Examine the entries and show every line in which the word "бюджетных" is found.

*-*-*

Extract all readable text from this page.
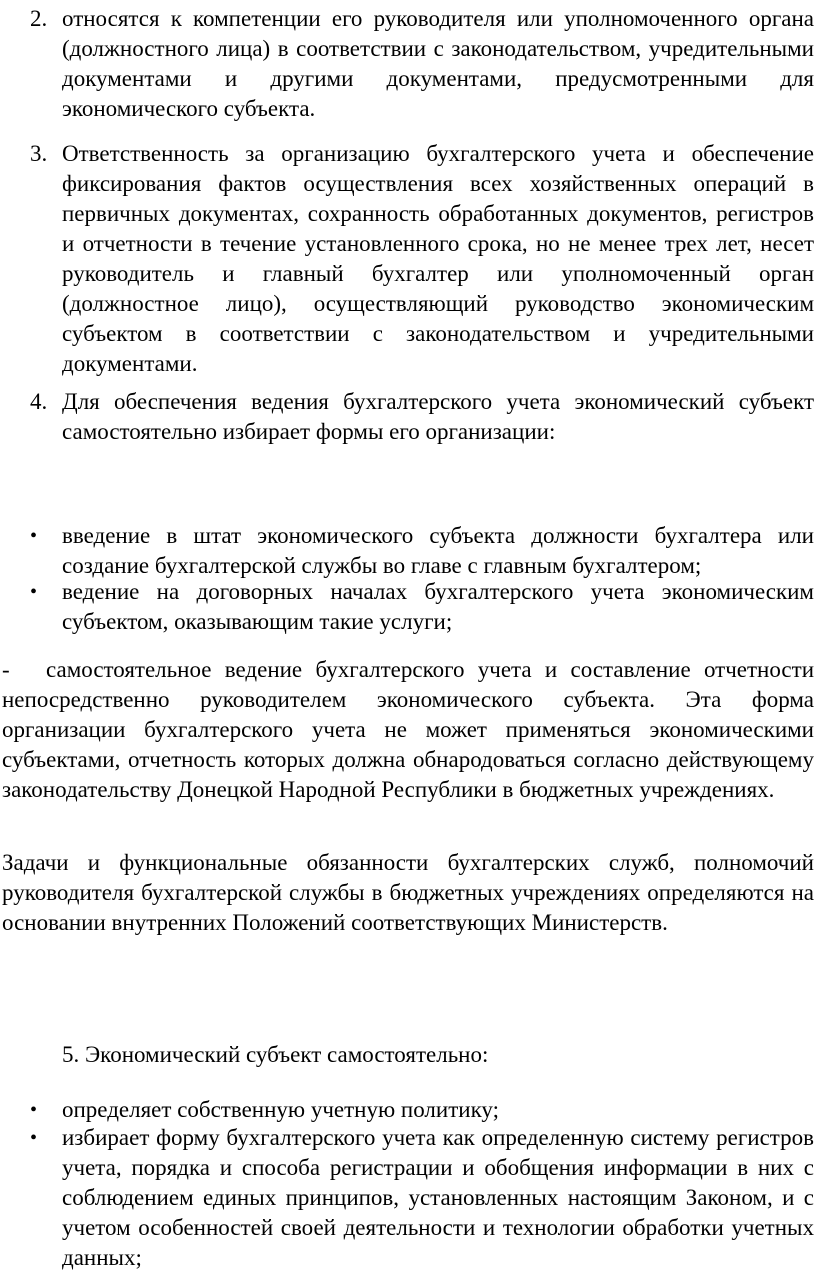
2. относятся к компетенции его руководителя или уполномоченного органа (должностного лица) в соответствии с законодательством, учредительными документами и другими документами, предусмотренными для экономического субъекта.
3. Ответственность за организацию бухгалтерского учета и обеспечение фиксирования фактов осуществления всех хозяйственных операций в первичных документах, сохранность обработанных документов, регистров и отчетности в течение установленного срока, но не менее трех лет, несет руководитель и главный бухгалтер или уполномоченный орган (должностное лицо), осуществляющий руководство экономическим субъектом в соответствии с законодательством и учредительными документами.
4. Для обеспечения ведения бухгалтерского учета экономический субъект самостоятельно избирает формы его организации:
•	введение в штат экономического субъекта должности бухгалтера или создание бухгалтерской службы во главе с главным бухгалтером;
•	ведение на договорных началах бухгалтерского учета экономическим субъектом, оказывающим такие услуги;
- самостоятельное ведение бухгалтерского учета и составление отчетности непосредственно руководителем экономического субъекта. Эта форма организации бухгалтерского учета не может применяться экономическими субъектами, отчетность которых должна обнародоваться согласно действующему законодательству Донецкой Народной Республики в бюджетных учреждениях.
Задачи и функциональные обязанности бухгалтерских служб, полномочий руководителя бухгалтерской службы в бюджетных учреждениях определяются на основании внутренних Положений соответствующих Министерств.
5. Экономический субъект самостоятельно:
•	определяет собственную учетную политику;
•	избирает форму бухгалтерского учета как определенную систему регистров учета, порядка и способа регистрации и обобщения информации в них с соблюдением единых принципов, установленных настоящим Законом, и с учетом особенностей своей деятельности и технологии обработки учетных данных;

*-*-*

RESULT
- самостоятельное ведение бухгалтерского учета и составление отчетности непосредственно руководителем экономического субъекта. Эта форма организации бухгалтерского учета не может применяться экономическими субъектами, отчетность которых должна обнародоваться согласно действующему законодательству Донецкой Народной Республики в бюджетных учреждениях.
Задачи и функциональные обязанности бухгалтерских служб, полномочий руководителя бухгалтерской службы в бюджетных учреждениях определяются на основании внутренних Положений соответствующих Министерств.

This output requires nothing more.